[Written problem]
Copy out each line featuring the string "grinning" from the entries beneath.

──────── The data

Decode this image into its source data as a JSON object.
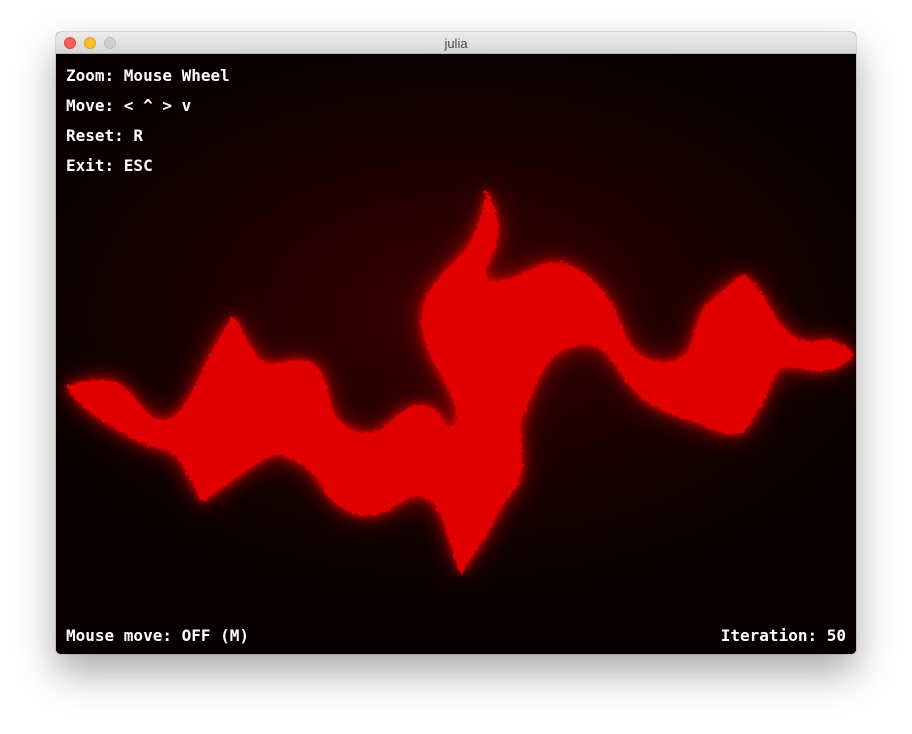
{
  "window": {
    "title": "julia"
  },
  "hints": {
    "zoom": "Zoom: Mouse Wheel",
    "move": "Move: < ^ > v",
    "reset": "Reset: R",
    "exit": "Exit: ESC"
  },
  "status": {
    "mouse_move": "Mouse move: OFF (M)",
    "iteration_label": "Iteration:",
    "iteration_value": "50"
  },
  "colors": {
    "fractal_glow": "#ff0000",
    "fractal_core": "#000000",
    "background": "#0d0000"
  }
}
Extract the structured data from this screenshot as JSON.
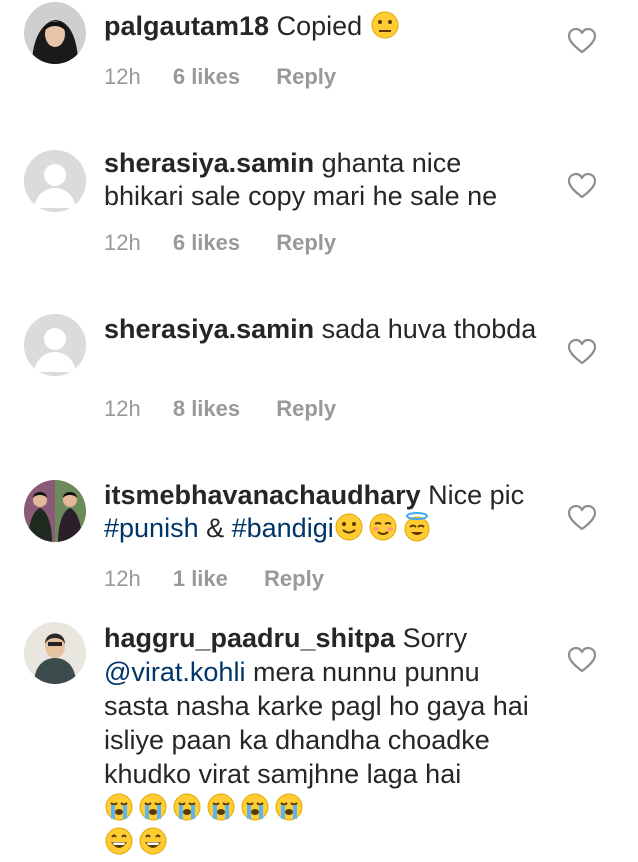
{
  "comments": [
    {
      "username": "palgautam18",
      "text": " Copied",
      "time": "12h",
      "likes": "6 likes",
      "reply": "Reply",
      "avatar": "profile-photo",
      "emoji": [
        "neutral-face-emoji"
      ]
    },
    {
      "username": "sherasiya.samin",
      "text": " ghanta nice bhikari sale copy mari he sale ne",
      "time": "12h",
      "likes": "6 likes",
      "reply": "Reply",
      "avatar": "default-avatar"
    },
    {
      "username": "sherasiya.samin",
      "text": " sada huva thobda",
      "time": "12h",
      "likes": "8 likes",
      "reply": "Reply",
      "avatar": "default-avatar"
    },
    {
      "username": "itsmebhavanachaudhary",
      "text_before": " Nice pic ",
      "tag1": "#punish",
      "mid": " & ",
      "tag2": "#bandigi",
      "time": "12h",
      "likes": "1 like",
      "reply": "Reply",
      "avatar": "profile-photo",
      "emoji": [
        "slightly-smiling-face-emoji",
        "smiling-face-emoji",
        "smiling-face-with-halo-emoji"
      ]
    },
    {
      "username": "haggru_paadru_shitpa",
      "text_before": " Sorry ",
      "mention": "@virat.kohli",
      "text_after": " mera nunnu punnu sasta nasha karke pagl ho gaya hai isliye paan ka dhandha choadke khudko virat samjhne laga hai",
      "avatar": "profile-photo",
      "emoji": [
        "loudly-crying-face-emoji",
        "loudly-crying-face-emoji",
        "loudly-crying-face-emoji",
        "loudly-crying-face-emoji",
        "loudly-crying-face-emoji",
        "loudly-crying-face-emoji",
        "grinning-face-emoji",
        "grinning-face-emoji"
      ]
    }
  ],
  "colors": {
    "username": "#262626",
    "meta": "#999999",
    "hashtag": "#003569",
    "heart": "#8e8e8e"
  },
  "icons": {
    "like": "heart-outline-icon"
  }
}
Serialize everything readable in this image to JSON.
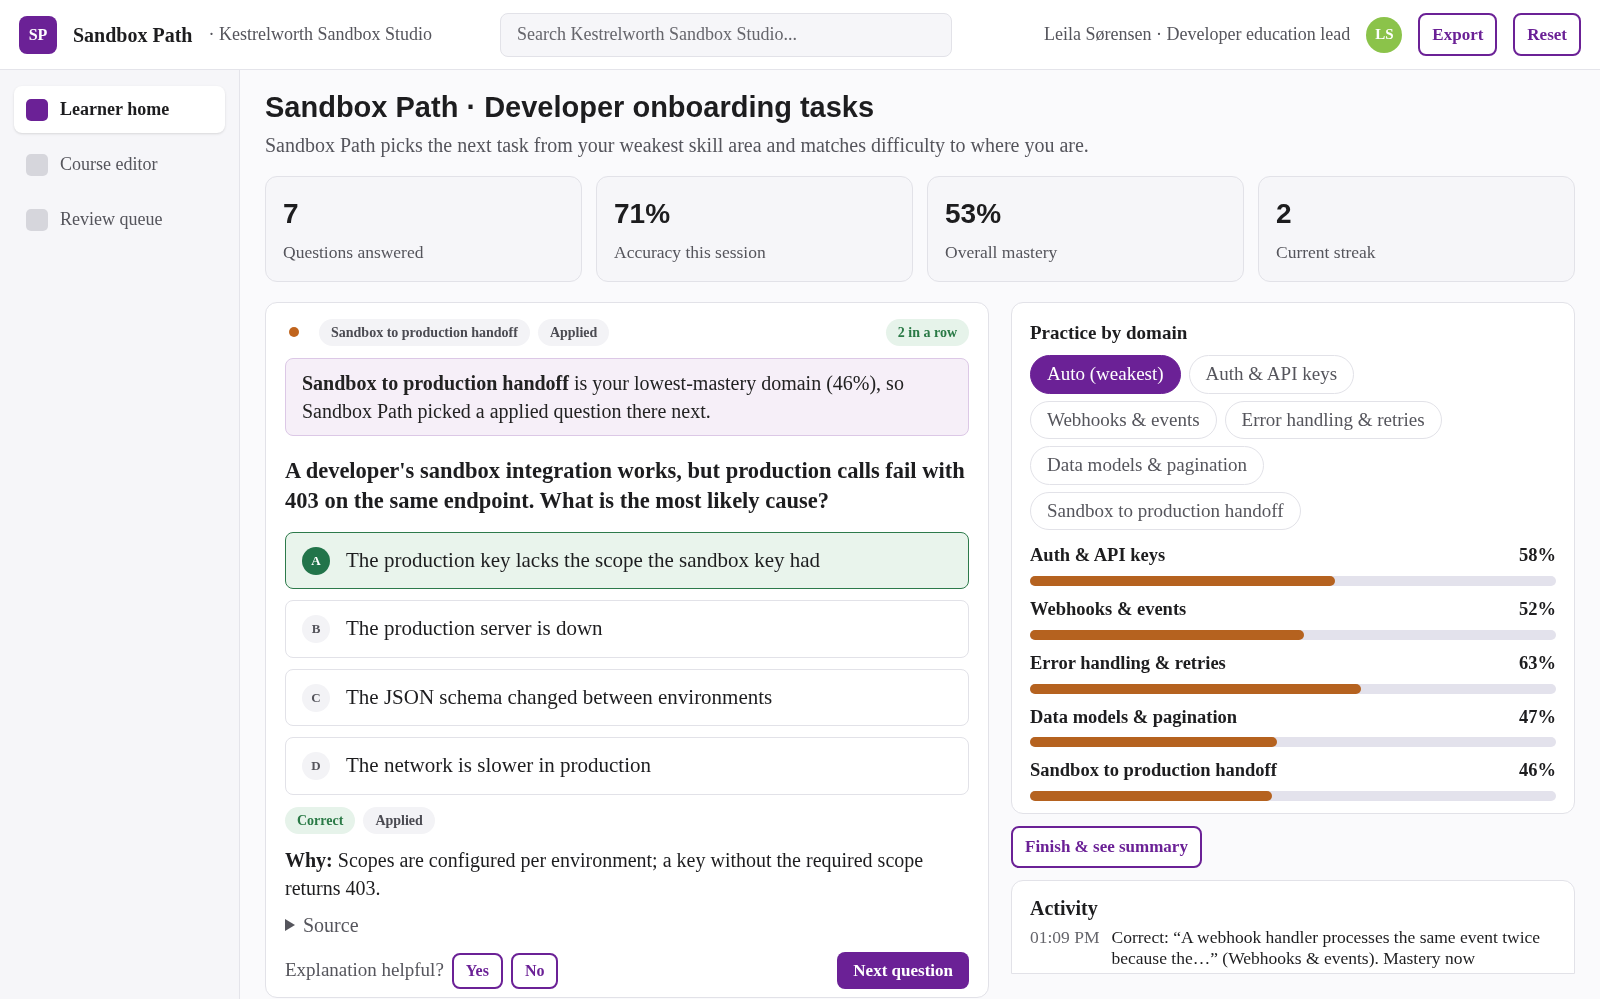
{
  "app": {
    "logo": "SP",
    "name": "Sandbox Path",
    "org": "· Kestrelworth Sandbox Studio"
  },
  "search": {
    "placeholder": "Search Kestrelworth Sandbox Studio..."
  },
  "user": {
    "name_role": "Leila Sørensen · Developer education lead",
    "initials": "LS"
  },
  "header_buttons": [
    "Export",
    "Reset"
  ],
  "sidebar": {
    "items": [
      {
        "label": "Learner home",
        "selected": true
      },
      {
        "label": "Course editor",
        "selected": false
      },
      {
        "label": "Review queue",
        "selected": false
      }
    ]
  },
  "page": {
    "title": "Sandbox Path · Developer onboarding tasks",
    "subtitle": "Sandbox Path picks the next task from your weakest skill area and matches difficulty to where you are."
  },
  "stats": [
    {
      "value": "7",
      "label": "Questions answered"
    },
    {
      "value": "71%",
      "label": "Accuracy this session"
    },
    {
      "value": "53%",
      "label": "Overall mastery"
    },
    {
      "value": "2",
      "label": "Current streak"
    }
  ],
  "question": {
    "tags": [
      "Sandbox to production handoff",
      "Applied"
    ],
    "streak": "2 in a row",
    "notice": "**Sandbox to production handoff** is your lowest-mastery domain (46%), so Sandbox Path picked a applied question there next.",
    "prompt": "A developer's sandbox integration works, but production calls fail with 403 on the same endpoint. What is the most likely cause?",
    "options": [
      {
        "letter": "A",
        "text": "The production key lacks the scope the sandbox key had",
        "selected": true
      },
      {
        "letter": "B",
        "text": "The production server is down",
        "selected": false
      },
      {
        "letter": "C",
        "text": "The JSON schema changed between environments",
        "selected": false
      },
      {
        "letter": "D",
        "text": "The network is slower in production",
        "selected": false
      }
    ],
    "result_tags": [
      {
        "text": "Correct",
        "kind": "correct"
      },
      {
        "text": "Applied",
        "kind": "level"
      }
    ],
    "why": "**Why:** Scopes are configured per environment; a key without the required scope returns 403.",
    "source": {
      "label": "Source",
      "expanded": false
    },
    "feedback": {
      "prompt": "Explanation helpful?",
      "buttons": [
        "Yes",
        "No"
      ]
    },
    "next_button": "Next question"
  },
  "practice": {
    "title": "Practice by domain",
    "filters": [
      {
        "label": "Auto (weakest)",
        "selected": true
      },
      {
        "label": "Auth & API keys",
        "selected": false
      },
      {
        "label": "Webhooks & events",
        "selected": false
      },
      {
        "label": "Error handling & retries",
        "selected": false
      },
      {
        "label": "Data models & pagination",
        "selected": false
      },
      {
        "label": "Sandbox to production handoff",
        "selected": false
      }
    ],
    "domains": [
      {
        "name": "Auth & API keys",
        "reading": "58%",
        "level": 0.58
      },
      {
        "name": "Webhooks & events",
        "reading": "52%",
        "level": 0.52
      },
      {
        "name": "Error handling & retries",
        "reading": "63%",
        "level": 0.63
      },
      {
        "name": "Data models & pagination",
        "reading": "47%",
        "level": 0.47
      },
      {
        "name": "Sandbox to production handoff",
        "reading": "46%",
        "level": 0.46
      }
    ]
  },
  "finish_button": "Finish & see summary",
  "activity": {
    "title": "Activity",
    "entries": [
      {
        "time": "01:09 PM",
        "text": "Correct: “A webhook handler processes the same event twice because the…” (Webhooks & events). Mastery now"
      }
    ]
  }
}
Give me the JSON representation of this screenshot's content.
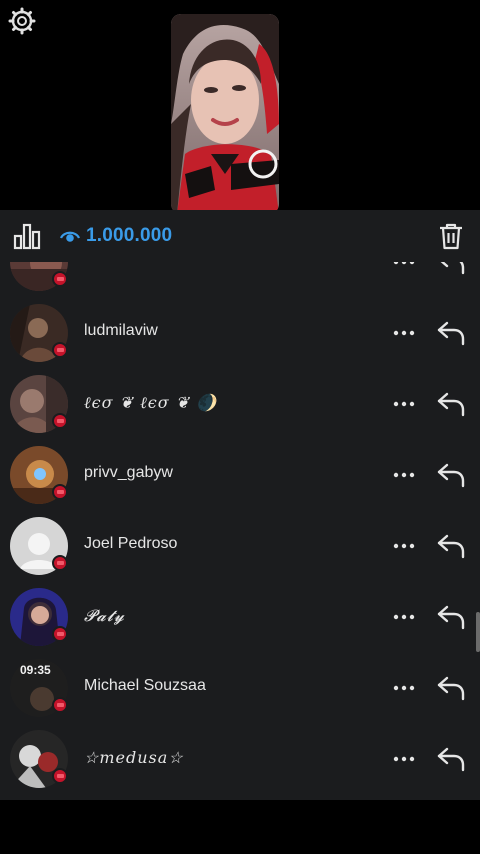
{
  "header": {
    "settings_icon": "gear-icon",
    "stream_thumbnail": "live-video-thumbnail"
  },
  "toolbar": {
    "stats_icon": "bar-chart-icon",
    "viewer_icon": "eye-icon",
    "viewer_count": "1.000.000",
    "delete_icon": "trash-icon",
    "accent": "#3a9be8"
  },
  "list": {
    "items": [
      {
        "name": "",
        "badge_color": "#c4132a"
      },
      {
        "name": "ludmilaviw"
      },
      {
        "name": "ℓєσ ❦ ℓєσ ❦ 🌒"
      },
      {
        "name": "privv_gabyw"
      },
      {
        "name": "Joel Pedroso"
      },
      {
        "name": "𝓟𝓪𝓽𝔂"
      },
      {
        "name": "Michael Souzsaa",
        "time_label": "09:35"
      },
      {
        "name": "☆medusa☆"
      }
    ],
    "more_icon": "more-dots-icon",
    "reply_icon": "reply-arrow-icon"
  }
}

────────────────

[The answer]
        "grinning-face-emoji",
        "grinning-face-emoji"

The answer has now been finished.